### EXERCISE DESCRIPTION
Gather every line in the records below that contains the word "保护为主".

Stored records:
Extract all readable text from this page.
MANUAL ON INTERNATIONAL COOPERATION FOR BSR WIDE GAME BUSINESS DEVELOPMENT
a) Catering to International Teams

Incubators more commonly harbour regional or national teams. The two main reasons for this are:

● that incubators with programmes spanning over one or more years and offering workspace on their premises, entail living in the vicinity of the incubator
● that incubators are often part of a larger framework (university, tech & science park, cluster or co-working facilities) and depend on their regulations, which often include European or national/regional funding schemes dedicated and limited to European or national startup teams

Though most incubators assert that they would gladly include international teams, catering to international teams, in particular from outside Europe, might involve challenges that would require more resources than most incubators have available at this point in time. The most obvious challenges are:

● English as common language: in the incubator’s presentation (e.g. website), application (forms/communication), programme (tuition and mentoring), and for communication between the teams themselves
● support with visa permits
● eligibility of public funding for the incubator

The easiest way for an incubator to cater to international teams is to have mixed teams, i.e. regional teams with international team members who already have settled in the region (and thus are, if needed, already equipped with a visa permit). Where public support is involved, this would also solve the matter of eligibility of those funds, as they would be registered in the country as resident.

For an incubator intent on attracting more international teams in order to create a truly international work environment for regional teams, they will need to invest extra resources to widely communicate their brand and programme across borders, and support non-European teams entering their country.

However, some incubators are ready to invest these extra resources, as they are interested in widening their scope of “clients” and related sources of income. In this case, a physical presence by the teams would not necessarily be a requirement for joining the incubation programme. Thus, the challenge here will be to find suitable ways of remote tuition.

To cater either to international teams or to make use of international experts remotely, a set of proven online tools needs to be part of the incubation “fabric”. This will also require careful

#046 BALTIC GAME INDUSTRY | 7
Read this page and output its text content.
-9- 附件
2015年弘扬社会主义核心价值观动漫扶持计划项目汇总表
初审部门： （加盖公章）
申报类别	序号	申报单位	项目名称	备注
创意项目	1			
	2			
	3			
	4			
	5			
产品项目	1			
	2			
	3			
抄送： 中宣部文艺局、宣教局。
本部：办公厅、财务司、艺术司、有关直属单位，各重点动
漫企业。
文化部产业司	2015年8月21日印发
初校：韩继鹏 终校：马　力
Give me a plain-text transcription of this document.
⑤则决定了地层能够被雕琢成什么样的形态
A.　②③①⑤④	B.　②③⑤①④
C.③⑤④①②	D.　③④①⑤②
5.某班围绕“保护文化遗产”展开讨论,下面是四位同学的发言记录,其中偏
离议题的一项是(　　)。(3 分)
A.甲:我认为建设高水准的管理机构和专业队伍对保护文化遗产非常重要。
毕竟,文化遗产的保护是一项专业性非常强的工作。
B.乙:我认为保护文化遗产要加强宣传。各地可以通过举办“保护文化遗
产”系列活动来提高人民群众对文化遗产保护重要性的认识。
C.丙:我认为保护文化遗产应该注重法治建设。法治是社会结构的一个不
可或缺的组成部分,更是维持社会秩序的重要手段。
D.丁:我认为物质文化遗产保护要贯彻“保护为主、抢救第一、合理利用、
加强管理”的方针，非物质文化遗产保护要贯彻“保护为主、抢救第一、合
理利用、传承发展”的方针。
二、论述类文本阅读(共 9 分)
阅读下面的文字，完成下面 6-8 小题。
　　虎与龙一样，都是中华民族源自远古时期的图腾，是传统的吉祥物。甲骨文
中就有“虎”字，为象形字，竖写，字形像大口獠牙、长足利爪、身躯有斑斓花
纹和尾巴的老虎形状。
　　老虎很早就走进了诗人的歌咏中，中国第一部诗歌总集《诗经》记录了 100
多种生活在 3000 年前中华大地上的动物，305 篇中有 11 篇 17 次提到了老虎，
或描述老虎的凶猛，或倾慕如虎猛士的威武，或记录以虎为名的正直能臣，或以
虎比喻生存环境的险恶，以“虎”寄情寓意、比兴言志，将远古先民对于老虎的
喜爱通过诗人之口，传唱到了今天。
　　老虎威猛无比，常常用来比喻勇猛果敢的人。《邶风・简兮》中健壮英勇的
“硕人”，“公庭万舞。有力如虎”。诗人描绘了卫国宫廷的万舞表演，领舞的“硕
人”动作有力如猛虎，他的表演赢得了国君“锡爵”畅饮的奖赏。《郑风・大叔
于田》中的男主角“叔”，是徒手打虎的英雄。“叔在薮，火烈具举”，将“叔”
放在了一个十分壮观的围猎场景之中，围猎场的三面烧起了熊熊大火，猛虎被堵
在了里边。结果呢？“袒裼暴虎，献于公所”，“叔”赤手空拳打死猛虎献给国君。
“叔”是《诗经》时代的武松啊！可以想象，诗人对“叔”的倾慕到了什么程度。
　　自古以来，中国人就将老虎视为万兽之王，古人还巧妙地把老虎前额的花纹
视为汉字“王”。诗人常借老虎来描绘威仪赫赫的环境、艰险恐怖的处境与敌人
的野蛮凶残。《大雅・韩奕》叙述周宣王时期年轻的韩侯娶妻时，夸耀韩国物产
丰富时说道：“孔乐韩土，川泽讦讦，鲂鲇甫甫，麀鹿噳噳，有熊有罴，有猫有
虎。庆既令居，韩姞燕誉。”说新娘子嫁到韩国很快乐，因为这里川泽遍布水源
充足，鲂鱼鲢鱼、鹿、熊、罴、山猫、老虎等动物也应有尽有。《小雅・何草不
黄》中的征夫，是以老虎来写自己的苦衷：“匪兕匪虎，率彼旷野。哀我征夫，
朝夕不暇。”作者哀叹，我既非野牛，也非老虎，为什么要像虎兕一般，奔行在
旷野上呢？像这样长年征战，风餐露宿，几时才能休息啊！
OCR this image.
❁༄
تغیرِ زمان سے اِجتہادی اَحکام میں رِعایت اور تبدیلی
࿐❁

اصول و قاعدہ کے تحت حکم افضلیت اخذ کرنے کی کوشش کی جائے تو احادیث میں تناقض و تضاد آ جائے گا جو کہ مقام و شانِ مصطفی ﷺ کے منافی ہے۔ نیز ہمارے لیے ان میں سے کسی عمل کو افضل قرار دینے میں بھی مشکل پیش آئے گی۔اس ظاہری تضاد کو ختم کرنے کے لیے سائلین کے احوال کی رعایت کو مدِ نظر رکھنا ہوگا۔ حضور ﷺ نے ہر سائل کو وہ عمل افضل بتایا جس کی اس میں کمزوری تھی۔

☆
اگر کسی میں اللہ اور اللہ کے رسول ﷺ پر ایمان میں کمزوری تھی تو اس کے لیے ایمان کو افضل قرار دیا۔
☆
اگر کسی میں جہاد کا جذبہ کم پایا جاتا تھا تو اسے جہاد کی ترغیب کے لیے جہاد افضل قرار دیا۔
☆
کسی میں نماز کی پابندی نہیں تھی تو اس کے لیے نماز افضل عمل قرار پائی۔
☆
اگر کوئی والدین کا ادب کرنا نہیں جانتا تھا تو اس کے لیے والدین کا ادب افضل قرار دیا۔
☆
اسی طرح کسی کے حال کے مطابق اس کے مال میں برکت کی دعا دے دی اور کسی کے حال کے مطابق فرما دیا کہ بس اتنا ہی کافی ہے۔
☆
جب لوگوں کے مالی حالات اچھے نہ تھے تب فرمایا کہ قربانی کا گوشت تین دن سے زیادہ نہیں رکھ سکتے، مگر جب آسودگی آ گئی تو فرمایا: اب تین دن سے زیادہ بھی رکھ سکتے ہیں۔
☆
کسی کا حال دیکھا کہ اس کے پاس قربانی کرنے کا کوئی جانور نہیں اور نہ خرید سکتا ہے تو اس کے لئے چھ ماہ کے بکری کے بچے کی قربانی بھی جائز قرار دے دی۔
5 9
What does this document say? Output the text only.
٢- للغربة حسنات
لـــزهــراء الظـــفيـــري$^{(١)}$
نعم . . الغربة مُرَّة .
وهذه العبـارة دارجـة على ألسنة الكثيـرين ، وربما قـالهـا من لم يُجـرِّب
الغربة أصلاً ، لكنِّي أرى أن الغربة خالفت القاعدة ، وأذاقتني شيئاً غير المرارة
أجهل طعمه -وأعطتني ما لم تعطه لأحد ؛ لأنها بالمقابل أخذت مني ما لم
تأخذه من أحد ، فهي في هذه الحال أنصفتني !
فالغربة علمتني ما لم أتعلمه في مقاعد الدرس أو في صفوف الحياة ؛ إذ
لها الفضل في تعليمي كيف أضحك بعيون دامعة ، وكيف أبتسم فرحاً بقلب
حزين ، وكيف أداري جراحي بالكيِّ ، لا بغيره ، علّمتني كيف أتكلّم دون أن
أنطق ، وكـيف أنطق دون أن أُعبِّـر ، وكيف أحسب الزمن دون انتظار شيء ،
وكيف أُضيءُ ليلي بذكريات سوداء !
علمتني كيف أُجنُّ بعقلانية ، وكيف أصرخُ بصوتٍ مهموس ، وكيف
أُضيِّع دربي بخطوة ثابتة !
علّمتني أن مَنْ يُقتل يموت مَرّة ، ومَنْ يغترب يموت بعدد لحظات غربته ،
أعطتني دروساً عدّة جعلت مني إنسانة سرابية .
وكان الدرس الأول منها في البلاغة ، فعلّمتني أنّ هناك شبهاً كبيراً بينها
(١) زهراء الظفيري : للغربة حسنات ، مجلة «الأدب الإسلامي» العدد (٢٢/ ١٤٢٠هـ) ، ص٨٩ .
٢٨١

### EXERCISE OUTPUT
D.丁:我认为物质文化遗产保护要贯彻“保护为主、抢救第一、合理利用、
加强管理”的方针，非物质文化遗产保护要贯彻“保护为主、抢救第一、合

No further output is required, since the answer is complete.